===== Supplied material
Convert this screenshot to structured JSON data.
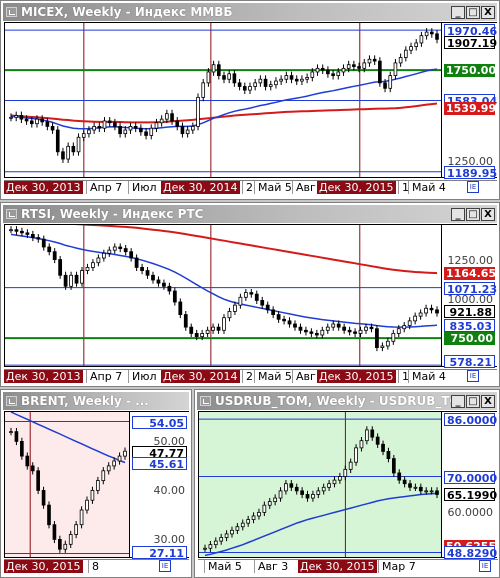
{
  "colors": {
    "blue": "#1f3cd4",
    "green": "#108010",
    "red": "#d41a1a",
    "darkred": "#8b0a14",
    "pink_bg": "#fdeaea",
    "green_bg": "#d6f5d6"
  },
  "windows": {
    "micex": {
      "title": "MICEX, Weekly - Индекс ММВБ",
      "buttons": [
        "_",
        "□",
        "X"
      ],
      "time_labels": [
        "Дек 30, 2013",
        "Апр 7",
        "Июл",
        "Дек 30, 2014",
        "2",
        "Май 5",
        "Авг",
        "Дек 30, 2015",
        "1",
        "Май 4"
      ],
      "tags": [
        {
          "text": "1970.46",
          "style": "blue"
        },
        {
          "text": "1907.19",
          "style": "black"
        },
        {
          "text": "1750.00",
          "style": "green"
        },
        {
          "text": "1583.04",
          "style": "blue"
        },
        {
          "text": "1539.99",
          "style": "red"
        },
        {
          "text": "1250.00",
          "style": "plain"
        },
        {
          "text": "1189.95",
          "style": "blue"
        }
      ],
      "chart_data": {
        "type": "line",
        "ylim": [
          1150,
          2010
        ],
        "hlines": [
          {
            "value": 1970.46,
            "color": "blue"
          },
          {
            "value": 1750.0,
            "color": "green"
          },
          {
            "value": 1583.04,
            "color": "blue"
          },
          {
            "value": 1189.95,
            "color": "blue"
          }
        ],
        "price": [
          1490,
          1500,
          1480,
          1470,
          1455,
          1480,
          1465,
          1440,
          1420,
          1300,
          1260,
          1330,
          1300,
          1380,
          1400,
          1420,
          1440,
          1430,
          1470,
          1460,
          1440,
          1400,
          1420,
          1440,
          1430,
          1410,
          1390,
          1430,
          1460,
          1480,
          1510,
          1470,
          1440,
          1400,
          1420,
          1440,
          1600,
          1680,
          1740,
          1780,
          1720,
          1700,
          1730,
          1680,
          1660,
          1640,
          1660,
          1680,
          1700,
          1660,
          1670,
          1690,
          1700,
          1720,
          1700,
          1690,
          1700,
          1710,
          1740,
          1760,
          1750,
          1730,
          1720,
          1740,
          1760,
          1780,
          1770,
          1760,
          1790,
          1810,
          1800,
          1680,
          1650,
          1720,
          1790,
          1820,
          1860,
          1880,
          1900,
          1940,
          1960,
          1950,
          1920
        ],
        "ma_blue": [
          1495,
          1493,
          1490,
          1487,
          1484,
          1480,
          1475,
          1470,
          1462,
          1452,
          1442,
          1436,
          1430,
          1428,
          1427,
          1428,
          1430,
          1432,
          1435,
          1437,
          1438,
          1436,
          1434,
          1432,
          1430,
          1428,
          1427,
          1428,
          1430,
          1433,
          1436,
          1438,
          1440,
          1440,
          1440,
          1442,
          1450,
          1460,
          1472,
          1485,
          1495,
          1505,
          1515,
          1523,
          1530,
          1535,
          1541,
          1548,
          1555,
          1560,
          1567,
          1573,
          1580,
          1586,
          1591,
          1596,
          1601,
          1607,
          1614,
          1621,
          1627,
          1632,
          1637,
          1643,
          1649,
          1655,
          1661,
          1666,
          1672,
          1678,
          1684,
          1686,
          1688,
          1693,
          1700,
          1707,
          1715,
          1722,
          1730,
          1738,
          1746,
          1752,
          1756
        ],
        "ma_red": [
          1500,
          1498,
          1496,
          1494,
          1492,
          1490,
          1488,
          1486,
          1483,
          1480,
          1477,
          1475,
          1472,
          1470,
          1468,
          1467,
          1466,
          1465,
          1465,
          1465,
          1465,
          1464,
          1463,
          1462,
          1462,
          1462,
          1462,
          1462,
          1463,
          1464,
          1466,
          1468,
          1470,
          1472,
          1474,
          1476,
          1479,
          1482,
          1485,
          1488,
          1491,
          1494,
          1497,
          1500,
          1502,
          1504,
          1506,
          1508,
          1510,
          1512,
          1514,
          1516,
          1518,
          1520,
          1521,
          1522,
          1523,
          1524,
          1525,
          1526,
          1527,
          1528,
          1529,
          1530,
          1531,
          1532,
          1533,
          1534,
          1535,
          1536,
          1537,
          1538,
          1538,
          1539,
          1540,
          1542,
          1545,
          1548,
          1552,
          1556,
          1560,
          1563,
          1566
        ],
        "vlines": [
          0.18,
          0.47,
          0.81
        ]
      }
    },
    "rtsi": {
      "title": "RTSI, Weekly - Индекс РТС",
      "buttons": [
        "_",
        "□",
        "X"
      ],
      "time_labels": [
        "Дек 30, 2013",
        "Апр 7",
        "Июл",
        "Дек 30, 2014",
        "2",
        "Май 5",
        "Авг",
        "Дек 30, 2015",
        "1",
        "Май 4"
      ],
      "tags": [
        {
          "text": "1250.00",
          "style": "plain"
        },
        {
          "text": "1164.65",
          "style": "red"
        },
        {
          "text": "1071.23",
          "style": "blue"
        },
        {
          "text": "1000.00",
          "style": "plain"
        },
        {
          "text": "921.88",
          "style": "black"
        },
        {
          "text": "835.03",
          "style": "blue"
        },
        {
          "text": "750.00",
          "style": "green"
        },
        {
          "text": "578.21",
          "style": "blue"
        }
      ],
      "chart_data": {
        "type": "line",
        "ylim": [
          560,
          1470
        ],
        "hlines": [
          {
            "value": 1071.23,
            "color": "blue"
          },
          {
            "value": 750.0,
            "color": "green"
          },
          {
            "value": 578.21,
            "color": "blue"
          }
        ],
        "price": [
          1440,
          1430,
          1420,
          1410,
          1390,
          1380,
          1330,
          1300,
          1250,
          1150,
          1080,
          1150,
          1100,
          1180,
          1200,
          1230,
          1260,
          1290,
          1310,
          1330,
          1320,
          1300,
          1260,
          1200,
          1180,
          1150,
          1120,
          1100,
          1080,
          1050,
          980,
          900,
          820,
          780,
          760,
          780,
          800,
          820,
          800,
          880,
          920,
          960,
          1010,
          1040,
          1030,
          990,
          960,
          930,
          900,
          870,
          860,
          840,
          820,
          800,
          790,
          780,
          770,
          800,
          820,
          840,
          820,
          800,
          790,
          780,
          800,
          820,
          810,
          690,
          700,
          730,
          780,
          810,
          830,
          860,
          890,
          910,
          940,
          930,
          910
        ],
        "ma_blue": [
          1410,
          1405,
          1400,
          1395,
          1390,
          1384,
          1377,
          1370,
          1362,
          1352,
          1340,
          1332,
          1323,
          1315,
          1308,
          1302,
          1297,
          1292,
          1287,
          1282,
          1276,
          1270,
          1263,
          1255,
          1246,
          1236,
          1225,
          1213,
          1200,
          1186,
          1170,
          1152,
          1132,
          1111,
          1090,
          1070,
          1050,
          1032,
          1014,
          998,
          986,
          976,
          968,
          960,
          953,
          946,
          939,
          932,
          925,
          918,
          911,
          904,
          897,
          890,
          884,
          878,
          873,
          868,
          864,
          860,
          856,
          852,
          848,
          844,
          841,
          838,
          835,
          830,
          826,
          823,
          821,
          820,
          820,
          821,
          823,
          825,
          828,
          830,
          832
        ],
        "ma_red": [
          1500,
          1498,
          1496,
          1494,
          1492,
          1490,
          1488,
          1486,
          1484,
          1482,
          1480,
          1478,
          1476,
          1474,
          1472,
          1470,
          1468,
          1466,
          1464,
          1462,
          1460,
          1458,
          1455,
          1452,
          1448,
          1444,
          1440,
          1436,
          1432,
          1428,
          1423,
          1418,
          1412,
          1406,
          1400,
          1394,
          1388,
          1382,
          1376,
          1370,
          1364,
          1358,
          1352,
          1346,
          1340,
          1334,
          1328,
          1322,
          1316,
          1310,
          1304,
          1298,
          1292,
          1286,
          1280,
          1274,
          1268,
          1262,
          1256,
          1250,
          1244,
          1238,
          1232,
          1226,
          1220,
          1214,
          1208,
          1202,
          1196,
          1190,
          1185,
          1181,
          1177,
          1174,
          1171,
          1169,
          1167,
          1165,
          1164
        ],
        "vlines": [
          0.18,
          0.47,
          0.81
        ]
      }
    },
    "brent": {
      "title": "BRENT, Weekly - ...",
      "buttons": [
        "_",
        "□",
        "X"
      ],
      "time_labels": [
        "Дек 30, 2015",
        "8"
      ],
      "tags": [
        {
          "text": "54.05",
          "style": "blue"
        },
        {
          "text": "50.00",
          "style": "plain"
        },
        {
          "text": "47.77",
          "style": "black"
        },
        {
          "text": "45.61",
          "style": "blue"
        },
        {
          "text": "40.00",
          "style": "plain"
        },
        {
          "text": "30.00",
          "style": "plain"
        },
        {
          "text": "27.11",
          "style": "blue"
        }
      ],
      "chart_data": {
        "type": "line",
        "ylim": [
          26,
          56
        ],
        "hlines": [
          {
            "value": 54.05,
            "color": "blue"
          },
          {
            "value": 27.11,
            "color": "blue"
          }
        ],
        "price": [
          52,
          50,
          47,
          45,
          44,
          40,
          37,
          33,
          30,
          28,
          29,
          31,
          33,
          36,
          38,
          40,
          42,
          44,
          45,
          46,
          47,
          48
        ],
        "ma_blue": [
          56,
          55.5,
          55,
          54.5,
          54,
          53.5,
          53,
          52.5,
          52,
          51.5,
          51,
          50.5,
          50,
          49.5,
          49,
          48.5,
          48,
          47.5,
          47,
          46.6,
          46.1,
          45.7
        ],
        "vlines": [
          0.2
        ]
      }
    },
    "usdrub": {
      "title": "USDRUB_TOM, Weekly - USDRUB_TOM",
      "buttons": [
        "_",
        "□",
        "X"
      ],
      "time_labels": [
        "Май 5",
        "Авг 3",
        "Дек 30, 2015",
        "Мар 7"
      ],
      "tags": [
        {
          "text": "86.0000",
          "style": "blue"
        },
        {
          "text": "70.0000",
          "style": "blue"
        },
        {
          "text": "65.1990",
          "style": "black"
        },
        {
          "text": "60.0000",
          "style": "plain"
        },
        {
          "text": "50.6255",
          "style": "red"
        },
        {
          "text": "48.8290",
          "style": "blue"
        }
      ],
      "chart_data": {
        "type": "line",
        "ylim": [
          47,
          88
        ],
        "hlines": [
          {
            "value": 86.0,
            "color": "blue"
          },
          {
            "value": 70.0,
            "color": "blue"
          },
          {
            "value": 48.829,
            "color": "blue"
          }
        ],
        "price": [
          50,
          51,
          52,
          53,
          54,
          55,
          56,
          57,
          58,
          59,
          60,
          62,
          63,
          64,
          66,
          68,
          67,
          66,
          65,
          64,
          65,
          66,
          67,
          68,
          69,
          70,
          72,
          74,
          78,
          80,
          83,
          81,
          79,
          77,
          75,
          71,
          69,
          68,
          67,
          67,
          66,
          66,
          66,
          65
        ],
        "ma_blue": [
          48,
          48.3,
          48.7,
          49.1,
          49.5,
          50,
          50.5,
          51,
          51.6,
          52.2,
          52.8,
          53.4,
          54,
          54.6,
          55.2,
          55.8,
          56.4,
          57,
          57.5,
          58,
          58.4,
          58.8,
          59.2,
          59.6,
          60,
          60.4,
          60.8,
          61.2,
          61.6,
          62,
          62.4,
          62.8,
          63.2,
          63.5,
          63.8,
          64,
          64.2,
          64.4,
          64.6,
          64.8,
          65,
          65.1,
          65.2,
          65.3
        ],
        "vlines": [
          0.6
        ]
      }
    }
  }
}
==========
Exercise prompt: Track down all lines above with the string "Индекс" and copy them.

Task answer:
      "title": "MICEX, Weekly - Индекс ММВБ",
      "title": "RTSI, Weekly - Индекс РТС",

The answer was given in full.